§ **Aim of the task**
Scan each line of the records for the word "high" and extract the ones that have it.

§ **Given records**
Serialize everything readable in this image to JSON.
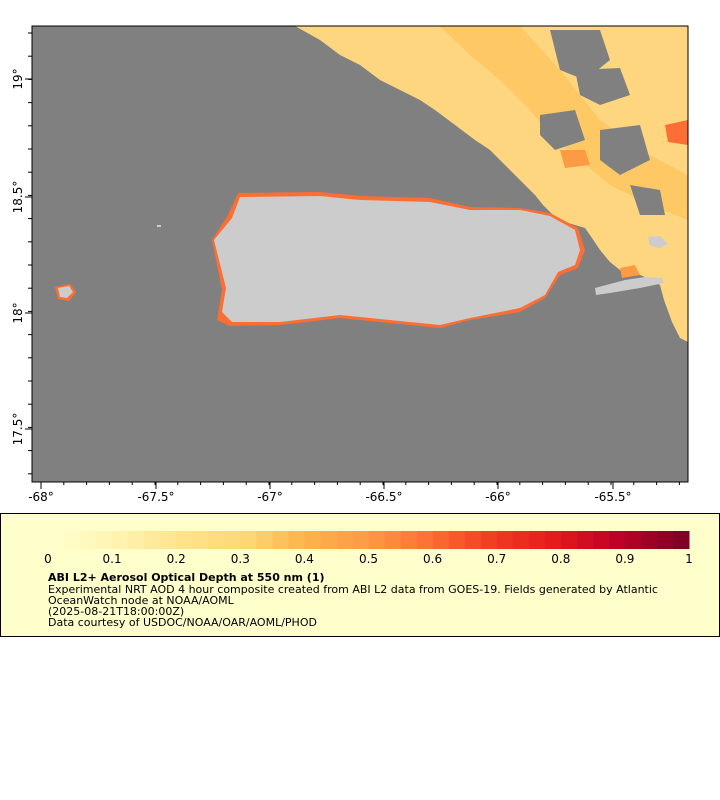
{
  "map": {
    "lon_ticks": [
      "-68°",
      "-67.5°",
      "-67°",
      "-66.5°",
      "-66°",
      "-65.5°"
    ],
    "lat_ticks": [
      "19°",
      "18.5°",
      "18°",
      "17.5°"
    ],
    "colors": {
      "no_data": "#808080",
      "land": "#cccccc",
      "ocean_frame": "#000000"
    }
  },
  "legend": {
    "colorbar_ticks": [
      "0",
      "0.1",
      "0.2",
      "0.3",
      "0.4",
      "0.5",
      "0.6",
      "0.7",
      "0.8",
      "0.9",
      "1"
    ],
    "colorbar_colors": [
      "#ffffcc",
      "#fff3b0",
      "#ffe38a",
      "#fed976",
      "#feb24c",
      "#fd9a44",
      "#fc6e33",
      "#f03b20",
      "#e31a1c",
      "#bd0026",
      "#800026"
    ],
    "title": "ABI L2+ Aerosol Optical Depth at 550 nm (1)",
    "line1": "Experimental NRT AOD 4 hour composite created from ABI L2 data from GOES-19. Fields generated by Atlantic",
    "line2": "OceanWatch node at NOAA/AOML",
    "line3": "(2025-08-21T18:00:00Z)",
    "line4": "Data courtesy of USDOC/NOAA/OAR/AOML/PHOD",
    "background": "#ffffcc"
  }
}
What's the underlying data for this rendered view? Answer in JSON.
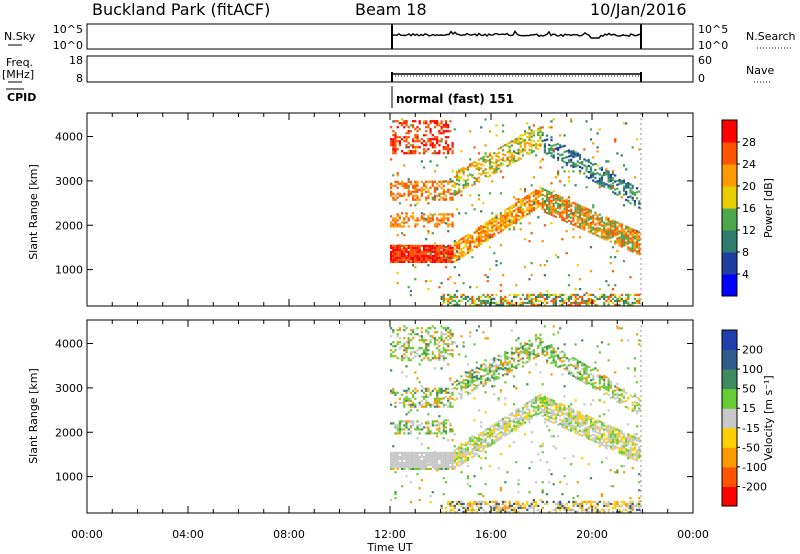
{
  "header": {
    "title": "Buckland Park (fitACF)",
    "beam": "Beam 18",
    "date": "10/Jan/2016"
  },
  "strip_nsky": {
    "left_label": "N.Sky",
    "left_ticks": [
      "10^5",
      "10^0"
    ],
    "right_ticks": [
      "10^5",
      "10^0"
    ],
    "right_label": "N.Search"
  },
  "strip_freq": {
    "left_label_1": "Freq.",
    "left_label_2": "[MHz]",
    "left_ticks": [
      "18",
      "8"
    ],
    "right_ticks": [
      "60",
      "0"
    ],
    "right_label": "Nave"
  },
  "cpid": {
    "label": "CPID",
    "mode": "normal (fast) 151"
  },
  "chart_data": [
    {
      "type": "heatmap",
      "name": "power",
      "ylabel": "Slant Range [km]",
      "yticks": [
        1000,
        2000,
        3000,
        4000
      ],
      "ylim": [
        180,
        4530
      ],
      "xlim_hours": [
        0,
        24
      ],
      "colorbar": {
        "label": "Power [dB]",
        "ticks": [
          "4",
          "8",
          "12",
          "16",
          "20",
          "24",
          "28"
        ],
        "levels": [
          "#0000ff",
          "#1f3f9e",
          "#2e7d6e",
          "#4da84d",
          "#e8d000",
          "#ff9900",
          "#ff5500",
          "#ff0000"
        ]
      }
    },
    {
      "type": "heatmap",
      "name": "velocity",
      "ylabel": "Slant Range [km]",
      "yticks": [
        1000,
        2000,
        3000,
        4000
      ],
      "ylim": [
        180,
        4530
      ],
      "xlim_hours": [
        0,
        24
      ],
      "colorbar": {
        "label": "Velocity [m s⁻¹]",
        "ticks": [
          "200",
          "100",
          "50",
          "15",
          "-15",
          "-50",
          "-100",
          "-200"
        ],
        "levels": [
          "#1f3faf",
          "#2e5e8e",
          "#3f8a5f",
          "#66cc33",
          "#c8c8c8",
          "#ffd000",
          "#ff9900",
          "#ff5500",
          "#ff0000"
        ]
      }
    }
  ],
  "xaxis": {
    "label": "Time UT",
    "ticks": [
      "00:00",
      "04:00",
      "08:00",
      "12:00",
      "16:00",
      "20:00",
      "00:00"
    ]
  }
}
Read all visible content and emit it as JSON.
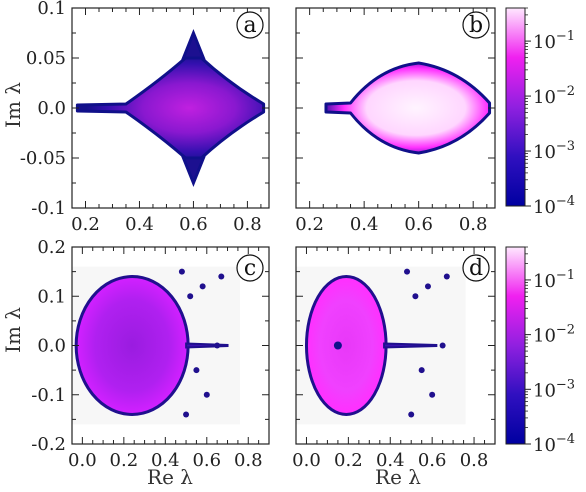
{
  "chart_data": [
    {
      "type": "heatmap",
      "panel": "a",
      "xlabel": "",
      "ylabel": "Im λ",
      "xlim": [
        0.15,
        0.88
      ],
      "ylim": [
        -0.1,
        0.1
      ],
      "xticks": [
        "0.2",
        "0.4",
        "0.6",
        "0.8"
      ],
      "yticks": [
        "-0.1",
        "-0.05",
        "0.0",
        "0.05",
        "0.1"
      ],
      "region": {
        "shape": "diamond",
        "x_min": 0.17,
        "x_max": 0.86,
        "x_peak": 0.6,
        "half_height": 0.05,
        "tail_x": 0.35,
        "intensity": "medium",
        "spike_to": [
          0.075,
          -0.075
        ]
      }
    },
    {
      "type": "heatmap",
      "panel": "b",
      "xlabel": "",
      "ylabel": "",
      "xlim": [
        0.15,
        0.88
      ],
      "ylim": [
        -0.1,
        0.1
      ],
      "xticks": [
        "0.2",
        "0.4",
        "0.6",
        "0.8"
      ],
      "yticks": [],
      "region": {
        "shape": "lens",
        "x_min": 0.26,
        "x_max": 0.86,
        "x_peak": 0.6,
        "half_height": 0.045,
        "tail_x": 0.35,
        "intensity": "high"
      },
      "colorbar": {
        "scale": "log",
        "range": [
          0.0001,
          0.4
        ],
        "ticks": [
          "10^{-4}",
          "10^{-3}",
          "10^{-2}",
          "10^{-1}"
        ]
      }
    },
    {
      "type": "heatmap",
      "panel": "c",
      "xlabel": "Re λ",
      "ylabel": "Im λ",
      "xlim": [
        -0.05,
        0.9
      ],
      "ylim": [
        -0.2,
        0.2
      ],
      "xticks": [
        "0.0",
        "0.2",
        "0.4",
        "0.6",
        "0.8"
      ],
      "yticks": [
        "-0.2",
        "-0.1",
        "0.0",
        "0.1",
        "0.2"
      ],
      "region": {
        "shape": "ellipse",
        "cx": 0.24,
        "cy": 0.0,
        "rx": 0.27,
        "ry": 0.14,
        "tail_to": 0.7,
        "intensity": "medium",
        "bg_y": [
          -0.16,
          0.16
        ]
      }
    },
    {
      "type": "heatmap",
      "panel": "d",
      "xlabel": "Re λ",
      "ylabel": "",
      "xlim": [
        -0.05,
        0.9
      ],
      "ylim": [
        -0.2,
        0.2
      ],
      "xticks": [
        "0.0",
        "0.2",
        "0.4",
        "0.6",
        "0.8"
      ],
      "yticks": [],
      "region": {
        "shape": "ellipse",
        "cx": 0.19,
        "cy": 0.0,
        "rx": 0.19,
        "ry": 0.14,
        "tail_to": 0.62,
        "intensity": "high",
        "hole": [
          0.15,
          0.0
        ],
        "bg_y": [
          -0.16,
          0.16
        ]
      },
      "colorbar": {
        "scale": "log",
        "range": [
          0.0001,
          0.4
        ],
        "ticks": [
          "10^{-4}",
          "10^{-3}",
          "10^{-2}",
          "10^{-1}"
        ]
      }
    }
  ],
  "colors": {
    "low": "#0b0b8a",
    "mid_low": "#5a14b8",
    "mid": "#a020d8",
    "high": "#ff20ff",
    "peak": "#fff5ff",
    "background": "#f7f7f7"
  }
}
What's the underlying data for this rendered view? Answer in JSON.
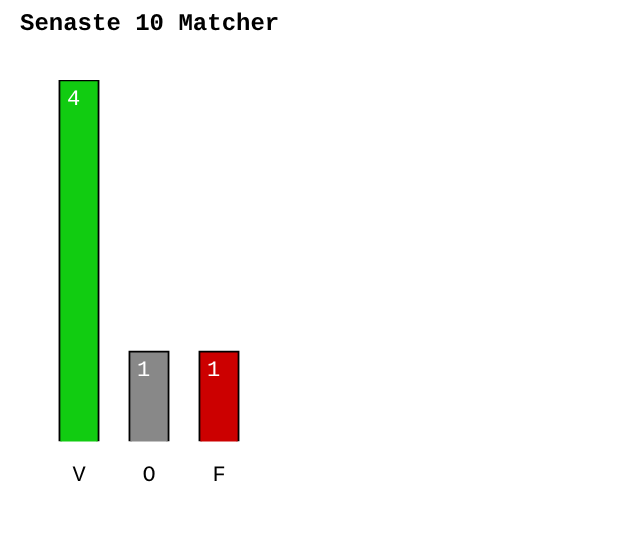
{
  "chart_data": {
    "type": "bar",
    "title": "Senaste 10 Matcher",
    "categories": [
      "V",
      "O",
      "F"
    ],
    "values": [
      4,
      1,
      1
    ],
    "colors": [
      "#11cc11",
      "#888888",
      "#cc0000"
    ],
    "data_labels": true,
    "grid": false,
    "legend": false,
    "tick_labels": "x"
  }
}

§ **Result**
        "intensity": "high"
        "intensity": "high",
    "high": "#ff20ff",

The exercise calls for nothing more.